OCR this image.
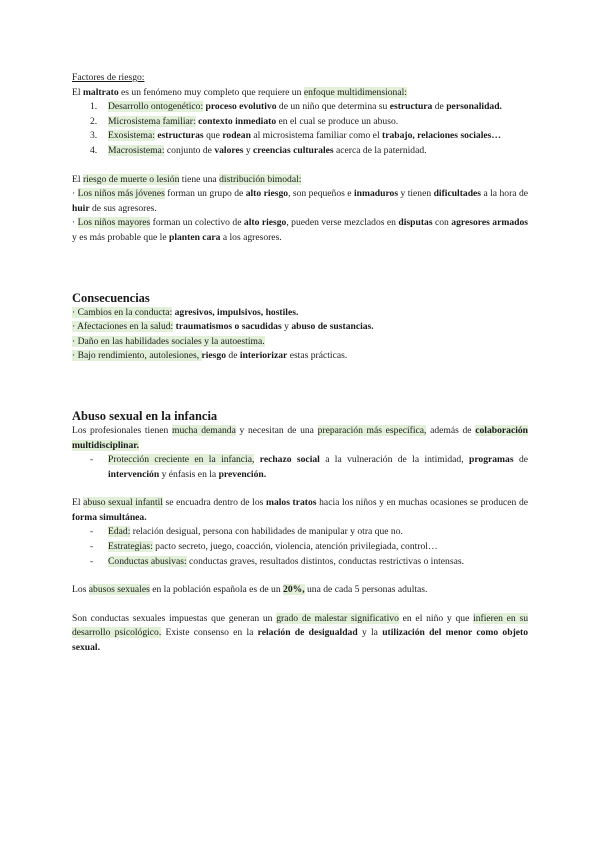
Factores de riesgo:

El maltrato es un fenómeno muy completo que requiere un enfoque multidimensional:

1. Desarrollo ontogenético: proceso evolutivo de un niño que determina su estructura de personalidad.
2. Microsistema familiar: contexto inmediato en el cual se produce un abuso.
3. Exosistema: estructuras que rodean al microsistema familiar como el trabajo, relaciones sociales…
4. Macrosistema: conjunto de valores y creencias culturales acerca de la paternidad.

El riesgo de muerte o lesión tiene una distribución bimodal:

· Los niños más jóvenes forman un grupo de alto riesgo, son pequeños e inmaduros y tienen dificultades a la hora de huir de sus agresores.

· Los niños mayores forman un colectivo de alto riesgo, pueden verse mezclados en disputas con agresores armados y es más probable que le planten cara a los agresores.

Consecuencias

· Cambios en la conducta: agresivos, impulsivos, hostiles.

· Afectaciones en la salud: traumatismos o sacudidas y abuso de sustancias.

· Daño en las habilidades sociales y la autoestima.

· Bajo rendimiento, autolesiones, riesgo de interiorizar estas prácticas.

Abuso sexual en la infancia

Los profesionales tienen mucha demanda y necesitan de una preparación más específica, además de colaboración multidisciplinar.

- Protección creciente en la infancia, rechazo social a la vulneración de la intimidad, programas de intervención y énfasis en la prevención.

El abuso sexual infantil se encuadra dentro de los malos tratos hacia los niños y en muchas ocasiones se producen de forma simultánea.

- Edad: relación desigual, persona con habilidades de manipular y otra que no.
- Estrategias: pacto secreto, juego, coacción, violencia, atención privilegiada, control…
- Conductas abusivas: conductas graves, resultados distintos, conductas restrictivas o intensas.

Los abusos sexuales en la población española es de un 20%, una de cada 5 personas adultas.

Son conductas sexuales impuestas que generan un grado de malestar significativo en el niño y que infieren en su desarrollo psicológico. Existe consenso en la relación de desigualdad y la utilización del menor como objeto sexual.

______________________________

- WHAT THIS TASK INVOLVES -
Copy all the entries word for word. Omit any pictures.

- ANSWER TO THE PROBLEM -
OCR this image.
Factores de riesgo:

El maltrato es un fenómeno muy completo que requiere un enfoque multidimensional:

1. Desarrollo ontogenético: proceso evolutivo de un niño que determina su estructura de personalidad.
2. Microsistema familiar: contexto inmediato en el cual se produce un abuso.
3. Exosistema: estructuras que rodean al microsistema familiar como el trabajo, relaciones sociales…
4. Macrosistema: conjunto de valores y creencias culturales acerca de la paternidad.

El riesgo de muerte o lesión tiene una distribución bimodal:

· Los niños más jóvenes forman un grupo de alto riesgo, son pequeños e inmaduros y tienen dificultades a la hora de huir de sus agresores.

· Los niños mayores forman un colectivo de alto riesgo, pueden verse mezclados en disputas con agresores armados y es más probable que le planten cara a los agresores.

Consecuencias

· Cambios en la conducta: agresivos, impulsivos, hostiles.

· Afectaciones en la salud: traumatismos o sacudidas y abuso de sustancias.

· Daño en las habilidades sociales y la autoestima.

· Bajo rendimiento, autolesiones, riesgo de interiorizar estas prácticas.

Abuso sexual en la infancia

Los profesionales tienen mucha demanda y necesitan de una preparación más específica, además de colaboración multidisciplinar.

- Protección creciente en la infancia, rechazo social a la vulneración de la intimidad, programas de intervención y énfasis en la prevención.

El abuso sexual infantil se encuadra dentro de los malos tratos hacia los niños y en muchas ocasiones se producen de forma simultánea.

- Edad: relación desigual, persona con habilidades de manipular y otra que no.
- Estrategias: pacto secreto, juego, coacción, violencia, atención privilegiada, control…
- Conductas abusivas: conductas graves, resultados distintos, conductas restrictivas o intensas.

Los abusos sexuales en la población española es de un 20%, una de cada 5 personas adultas.

Son conductas sexuales impuestas que generan un grado de malestar significativo en el niño y que infieren en su desarrollo psicológico. Existe consenso en la relación de desigualdad y la utilización del menor como objeto sexual.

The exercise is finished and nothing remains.